**** PROVIDED DATA
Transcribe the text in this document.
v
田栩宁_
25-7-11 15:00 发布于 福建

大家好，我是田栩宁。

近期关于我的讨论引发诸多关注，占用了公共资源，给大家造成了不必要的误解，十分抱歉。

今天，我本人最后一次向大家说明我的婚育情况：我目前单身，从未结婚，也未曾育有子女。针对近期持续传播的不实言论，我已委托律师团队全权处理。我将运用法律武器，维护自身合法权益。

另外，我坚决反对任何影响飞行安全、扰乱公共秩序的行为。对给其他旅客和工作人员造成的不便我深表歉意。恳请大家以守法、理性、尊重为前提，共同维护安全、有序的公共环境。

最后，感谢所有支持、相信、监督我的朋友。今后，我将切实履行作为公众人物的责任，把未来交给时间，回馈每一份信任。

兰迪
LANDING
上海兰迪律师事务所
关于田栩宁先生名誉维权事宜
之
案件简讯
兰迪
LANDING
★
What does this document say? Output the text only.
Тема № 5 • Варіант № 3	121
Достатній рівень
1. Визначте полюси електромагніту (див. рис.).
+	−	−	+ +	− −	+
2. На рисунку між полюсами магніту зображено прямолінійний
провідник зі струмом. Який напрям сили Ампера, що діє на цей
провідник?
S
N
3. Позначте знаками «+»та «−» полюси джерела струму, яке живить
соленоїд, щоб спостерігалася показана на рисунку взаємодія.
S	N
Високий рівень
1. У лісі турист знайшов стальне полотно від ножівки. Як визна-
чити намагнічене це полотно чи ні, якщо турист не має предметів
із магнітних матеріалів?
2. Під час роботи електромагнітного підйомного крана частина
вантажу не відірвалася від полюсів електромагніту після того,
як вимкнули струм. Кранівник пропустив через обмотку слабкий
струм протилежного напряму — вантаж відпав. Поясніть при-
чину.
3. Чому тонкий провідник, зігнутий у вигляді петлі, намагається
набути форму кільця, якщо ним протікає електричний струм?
********
GIVEN PROBLEM — Read the lines above. Gather those in which the string "this" is found.

REPLY —
Transcribe the text in this document.
What does this document say? Output the text only.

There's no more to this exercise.